A Marcha – John Lewis e Martin Luther King em uma história de luta pela liberdade - Livro 1
Editora: Nemo – Série em três volumes
Autores: John Lewis e Andrew Aydin (roteiro) e Nate Powell (arte) – Originalmente em March: Book 1 (tradução de Érico Assis).
Preço: R$ 44,90
Número de páginas: 128
Data de lançamento: Abril de 2018
Sinopse
John Lewis é uma das principais figuras do movimento pelos direitos civis nos Estados Unidos. Seu comprometimento com a justiça e a não violência o levaram de uma pequena fazenda no Alabama para os corredores do Congresso norte-americano. Uma longa batalha travada ao lado do pastor e ativista Martin Luther King Jr. (1929-1968) pelo fim das políticas de segregação no país.
Positivo/Negativo
Há 60 anos, uma história em quadrinhos de 10 cents inspirava jovens leitores nos Estados Unidos. Imediatamente aparecem na cabeça os atos heroicos dos multicoloridos e poderosos seres encapuzados, mas esse comic era bem peculiar: Martin Luther King and The Montgomery Story era uma ferramenta para divulgar a não violência e o processo de abolir (ou amenizar) a segregação entre negros e brancos.
Independentemente de trazer “a” verdade, A Marcha é uma versão e a perspectiva de quem foi testemunha daquela época na qual a pessoa, por conta simplesmente da cor de sua pele, não podia se sentar no banco da lanchonete, era proibida de usar banheiros específicos ou nem mesmo tinha o direito de sentar onde desejasse em um ônibus, quanto mais votar.

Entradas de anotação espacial

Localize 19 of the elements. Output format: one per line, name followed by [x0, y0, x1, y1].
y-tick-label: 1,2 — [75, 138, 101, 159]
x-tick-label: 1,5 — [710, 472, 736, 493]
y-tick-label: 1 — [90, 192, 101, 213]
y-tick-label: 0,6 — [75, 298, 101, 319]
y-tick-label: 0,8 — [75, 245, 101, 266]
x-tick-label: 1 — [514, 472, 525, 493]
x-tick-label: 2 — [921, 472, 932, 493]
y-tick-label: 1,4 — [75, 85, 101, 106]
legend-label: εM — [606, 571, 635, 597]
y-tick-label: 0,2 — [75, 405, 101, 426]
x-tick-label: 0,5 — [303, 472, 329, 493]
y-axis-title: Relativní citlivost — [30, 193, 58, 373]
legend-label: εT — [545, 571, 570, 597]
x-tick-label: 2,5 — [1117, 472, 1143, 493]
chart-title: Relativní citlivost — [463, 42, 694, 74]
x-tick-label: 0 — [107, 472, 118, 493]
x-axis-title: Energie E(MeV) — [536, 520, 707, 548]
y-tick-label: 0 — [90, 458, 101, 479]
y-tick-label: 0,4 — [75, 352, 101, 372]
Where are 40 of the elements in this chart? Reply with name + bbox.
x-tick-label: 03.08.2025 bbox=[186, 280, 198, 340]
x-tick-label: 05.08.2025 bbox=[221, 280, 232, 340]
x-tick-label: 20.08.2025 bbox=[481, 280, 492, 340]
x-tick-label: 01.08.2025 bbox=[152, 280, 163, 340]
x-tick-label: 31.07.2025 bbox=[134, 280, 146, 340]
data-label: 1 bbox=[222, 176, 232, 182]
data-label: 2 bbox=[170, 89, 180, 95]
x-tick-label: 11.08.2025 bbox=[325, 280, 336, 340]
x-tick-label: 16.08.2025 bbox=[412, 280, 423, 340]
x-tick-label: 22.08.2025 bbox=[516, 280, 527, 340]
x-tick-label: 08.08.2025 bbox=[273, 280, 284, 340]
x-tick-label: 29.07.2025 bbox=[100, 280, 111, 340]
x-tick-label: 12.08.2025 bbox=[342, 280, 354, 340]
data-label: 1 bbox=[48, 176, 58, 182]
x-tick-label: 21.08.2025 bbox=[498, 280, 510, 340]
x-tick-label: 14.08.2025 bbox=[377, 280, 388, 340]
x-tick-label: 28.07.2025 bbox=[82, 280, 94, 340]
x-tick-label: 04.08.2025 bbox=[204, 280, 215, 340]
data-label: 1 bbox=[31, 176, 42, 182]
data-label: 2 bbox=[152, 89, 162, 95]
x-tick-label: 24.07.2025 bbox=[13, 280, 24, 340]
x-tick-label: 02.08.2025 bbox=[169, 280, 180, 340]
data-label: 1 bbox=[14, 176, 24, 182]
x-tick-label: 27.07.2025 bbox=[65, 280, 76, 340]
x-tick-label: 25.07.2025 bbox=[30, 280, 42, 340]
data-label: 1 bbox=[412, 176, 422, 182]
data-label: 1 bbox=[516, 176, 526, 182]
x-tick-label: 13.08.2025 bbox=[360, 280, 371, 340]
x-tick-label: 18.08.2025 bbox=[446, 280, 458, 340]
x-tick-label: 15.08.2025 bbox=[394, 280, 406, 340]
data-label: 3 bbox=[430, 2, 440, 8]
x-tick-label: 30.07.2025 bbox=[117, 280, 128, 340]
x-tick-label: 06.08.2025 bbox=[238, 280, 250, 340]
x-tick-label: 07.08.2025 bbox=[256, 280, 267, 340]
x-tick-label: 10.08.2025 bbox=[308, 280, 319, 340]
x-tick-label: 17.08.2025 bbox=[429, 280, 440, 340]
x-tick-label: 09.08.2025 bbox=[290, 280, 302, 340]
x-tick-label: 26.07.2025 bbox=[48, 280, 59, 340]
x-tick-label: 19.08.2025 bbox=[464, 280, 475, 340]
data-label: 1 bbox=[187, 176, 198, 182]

→ Objetivos
- 1) Com base no texto sobre A Marcha, responda:
(a) Quantas páginas tem o livro?
(b) Qual era o título da história em quadrinhos de 10 cents que inspirava jovens leitores nos Estados Unidos há 60 anos?
(c) Quem é o responsável pela arte?
- 2) Prossiga com o texto sobre A Marcha a partir do ponto em que ele termina.

→ Respostas do exercício
- 1)
(a) 128 páginas.
(b) Martin Luther King and The Montgomery Story.
(c) Nate Powell.

- 2)
Com o bonito desenho de Powell em tons de cinza e com uma arte-final bem marcada, este primeiro volume abre com uma das marchas de Selma a Montgomery, capital do Alabama, que pediam o fim das práticas eleitorais discriminatórias.
Com Lewis como um dos líderes da caminhada pacífica ocorrida em 7 de março de 1965, a narrativa avança para o ano de 2009, no gabinete do agora congressista, que está se preparando para a posse de Barack Obama, o primeiro presidente negro do país.
Esses focos de um passado recente são os mais “engessados”, já que são usados pelos autores para ligar os fatos quase de forma didática, como uma cartilha.
O ritmo melhora quando o roteiro escrito a quatro mãos pelo próprio Lewis e pelo assessor político Andrew Aydin desbrava a infância do protagonista, desde as suas pregações como pastor de galinhas na Zona Rural do Alabama, até a sua viagem perigosa e esclarecedora ao lado do tio ao estado de Ohio, onde “tinha brancos morando na casa ao lado”.
Para o leitor brasileiro, que não deixa de ter contato com o preconceito e o racismo, é interessante observar como não era velada a segregação aos olhos do governo e como essas pessoas se comprometeram para lutar pelos seus direitos igualitários após um passado escravagista.
Pode-se ter uma noção de como tal luta foi baseada na organização política e no pensamento estratégico de conscientização, com curiosas oficinas de não violência, nas quais se fazia todo tipo de pressão psicológica e física para testar os limites dos seus membros, além de ensinarem a se defender e agir no ambiente hostil. Nessas preparações, o pior teste de fogo é uma prática quase impossível desde o surgimento do cristianismo: ter amor pelo seu agressor.
O álbum mostra também as desavenças geracionais do mesmo lado com a insatisfação e a crítica de comitês e entidades acerca da estrutura de liderança negra tradicional da época, mais modorrenta e resignada.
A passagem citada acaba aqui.